--- Exercise material ---
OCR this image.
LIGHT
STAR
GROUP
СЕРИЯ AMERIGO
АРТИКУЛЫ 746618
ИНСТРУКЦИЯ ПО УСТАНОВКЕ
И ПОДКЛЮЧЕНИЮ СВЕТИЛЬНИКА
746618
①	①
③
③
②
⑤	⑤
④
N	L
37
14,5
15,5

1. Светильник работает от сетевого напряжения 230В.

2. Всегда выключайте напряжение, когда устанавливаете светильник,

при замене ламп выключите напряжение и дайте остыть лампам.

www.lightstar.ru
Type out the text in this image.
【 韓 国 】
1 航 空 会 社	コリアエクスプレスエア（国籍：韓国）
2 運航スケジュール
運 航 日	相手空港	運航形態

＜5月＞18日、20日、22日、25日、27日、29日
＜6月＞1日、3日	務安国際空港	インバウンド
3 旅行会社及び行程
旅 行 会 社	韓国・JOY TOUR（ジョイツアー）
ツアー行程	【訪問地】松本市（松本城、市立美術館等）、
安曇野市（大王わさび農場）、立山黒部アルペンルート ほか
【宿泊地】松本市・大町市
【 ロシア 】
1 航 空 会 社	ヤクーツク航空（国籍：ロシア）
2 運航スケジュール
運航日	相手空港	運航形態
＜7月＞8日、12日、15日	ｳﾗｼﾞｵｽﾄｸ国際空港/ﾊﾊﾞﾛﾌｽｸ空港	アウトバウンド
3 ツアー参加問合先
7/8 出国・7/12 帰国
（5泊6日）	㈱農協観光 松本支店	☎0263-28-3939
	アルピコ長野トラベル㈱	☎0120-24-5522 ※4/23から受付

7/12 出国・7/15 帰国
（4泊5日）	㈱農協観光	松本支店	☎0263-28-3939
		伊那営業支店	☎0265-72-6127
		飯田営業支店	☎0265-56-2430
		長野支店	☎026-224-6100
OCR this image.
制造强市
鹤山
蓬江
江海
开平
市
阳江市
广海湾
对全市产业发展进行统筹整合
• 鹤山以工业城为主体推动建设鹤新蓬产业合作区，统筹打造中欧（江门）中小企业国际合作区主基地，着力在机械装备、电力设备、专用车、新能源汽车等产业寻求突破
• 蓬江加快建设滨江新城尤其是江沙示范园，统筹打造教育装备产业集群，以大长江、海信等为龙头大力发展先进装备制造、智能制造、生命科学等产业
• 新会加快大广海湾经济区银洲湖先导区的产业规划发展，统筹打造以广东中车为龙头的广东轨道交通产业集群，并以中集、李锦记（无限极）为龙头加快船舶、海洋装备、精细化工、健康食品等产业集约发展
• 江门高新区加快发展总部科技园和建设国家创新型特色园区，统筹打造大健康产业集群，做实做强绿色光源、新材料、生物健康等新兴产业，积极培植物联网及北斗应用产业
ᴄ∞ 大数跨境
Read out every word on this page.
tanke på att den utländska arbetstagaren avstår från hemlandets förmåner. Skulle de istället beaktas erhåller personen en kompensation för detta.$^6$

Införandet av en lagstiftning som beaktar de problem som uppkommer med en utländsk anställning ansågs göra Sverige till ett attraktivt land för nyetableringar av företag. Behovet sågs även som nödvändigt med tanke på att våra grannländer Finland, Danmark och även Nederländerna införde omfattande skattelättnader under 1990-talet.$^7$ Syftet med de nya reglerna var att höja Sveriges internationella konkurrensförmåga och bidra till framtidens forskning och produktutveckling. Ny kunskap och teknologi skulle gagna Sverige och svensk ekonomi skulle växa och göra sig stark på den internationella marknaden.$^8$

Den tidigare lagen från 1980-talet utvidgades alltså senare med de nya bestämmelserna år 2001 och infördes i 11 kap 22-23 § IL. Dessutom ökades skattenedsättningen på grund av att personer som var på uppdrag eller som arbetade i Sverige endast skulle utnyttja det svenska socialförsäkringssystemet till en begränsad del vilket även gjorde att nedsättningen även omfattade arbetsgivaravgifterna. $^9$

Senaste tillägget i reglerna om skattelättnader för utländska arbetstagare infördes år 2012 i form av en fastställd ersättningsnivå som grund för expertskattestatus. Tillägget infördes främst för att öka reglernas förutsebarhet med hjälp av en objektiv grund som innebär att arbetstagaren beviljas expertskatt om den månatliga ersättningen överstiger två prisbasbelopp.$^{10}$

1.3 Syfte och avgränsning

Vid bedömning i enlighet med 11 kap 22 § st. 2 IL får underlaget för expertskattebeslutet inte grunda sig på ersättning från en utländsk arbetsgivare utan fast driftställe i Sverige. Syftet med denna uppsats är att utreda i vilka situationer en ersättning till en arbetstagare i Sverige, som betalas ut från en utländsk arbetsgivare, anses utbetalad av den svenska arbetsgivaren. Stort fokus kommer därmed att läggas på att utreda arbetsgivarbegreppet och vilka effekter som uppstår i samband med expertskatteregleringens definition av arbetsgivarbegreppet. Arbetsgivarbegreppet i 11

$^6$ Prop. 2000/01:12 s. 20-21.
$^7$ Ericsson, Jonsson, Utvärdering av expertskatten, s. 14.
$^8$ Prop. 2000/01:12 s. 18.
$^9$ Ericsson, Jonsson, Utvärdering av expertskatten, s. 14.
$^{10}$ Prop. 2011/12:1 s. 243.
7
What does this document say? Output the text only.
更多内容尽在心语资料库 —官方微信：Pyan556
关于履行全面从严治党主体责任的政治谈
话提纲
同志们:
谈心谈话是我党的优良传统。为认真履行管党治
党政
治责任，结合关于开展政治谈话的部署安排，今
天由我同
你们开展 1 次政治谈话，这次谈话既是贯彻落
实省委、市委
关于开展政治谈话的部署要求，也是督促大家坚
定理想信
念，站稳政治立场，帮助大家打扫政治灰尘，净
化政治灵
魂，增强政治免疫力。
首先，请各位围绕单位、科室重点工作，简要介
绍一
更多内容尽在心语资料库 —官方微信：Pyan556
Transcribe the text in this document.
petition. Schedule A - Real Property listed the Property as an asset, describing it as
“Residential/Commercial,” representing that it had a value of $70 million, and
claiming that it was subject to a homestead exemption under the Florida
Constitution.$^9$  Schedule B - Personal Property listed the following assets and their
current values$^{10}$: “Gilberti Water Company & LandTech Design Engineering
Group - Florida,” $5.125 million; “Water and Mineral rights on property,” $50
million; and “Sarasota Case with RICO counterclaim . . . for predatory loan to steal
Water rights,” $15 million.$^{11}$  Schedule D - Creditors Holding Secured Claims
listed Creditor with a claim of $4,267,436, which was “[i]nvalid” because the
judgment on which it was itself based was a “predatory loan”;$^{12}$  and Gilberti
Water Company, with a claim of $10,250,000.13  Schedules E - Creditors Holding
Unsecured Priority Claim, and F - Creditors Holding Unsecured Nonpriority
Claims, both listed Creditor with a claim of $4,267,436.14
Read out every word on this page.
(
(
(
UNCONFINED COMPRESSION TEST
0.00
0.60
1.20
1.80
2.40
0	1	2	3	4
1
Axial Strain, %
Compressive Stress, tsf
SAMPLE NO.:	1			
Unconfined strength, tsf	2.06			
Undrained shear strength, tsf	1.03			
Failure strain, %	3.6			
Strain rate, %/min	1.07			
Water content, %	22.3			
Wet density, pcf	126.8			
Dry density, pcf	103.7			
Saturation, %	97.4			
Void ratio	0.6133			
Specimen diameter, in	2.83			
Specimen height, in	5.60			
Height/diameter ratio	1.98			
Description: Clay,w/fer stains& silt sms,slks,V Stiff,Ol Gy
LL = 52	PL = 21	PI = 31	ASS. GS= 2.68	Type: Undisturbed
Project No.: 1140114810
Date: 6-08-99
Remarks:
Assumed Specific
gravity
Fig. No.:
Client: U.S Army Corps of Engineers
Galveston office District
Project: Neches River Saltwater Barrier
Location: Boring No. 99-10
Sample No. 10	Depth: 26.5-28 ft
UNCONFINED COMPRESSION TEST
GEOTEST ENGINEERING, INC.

--- Your objective ---
Return, from the data, each line that has the word "utländska" in it.

--- Solution for this exercise ---
tanke på att den utländska arbetstagaren avstår från hemlandets förmåner. Skulle de istället beaktas erhåller personen en kompensation för detta.$^6$
Senaste tillägget i reglerna om skattelättnader för utländska arbetstagare infördes år 2012 i form av en fastställd ersättningsnivå som grund för expertskattestatus. Tillägget infördes främst för att öka reglernas förutsebarhet med hjälp av en objektiv grund som innebär att arbetstagaren beviljas expertskatt om den månatliga ersättningen överstiger två prisbasbelopp.$^{10}$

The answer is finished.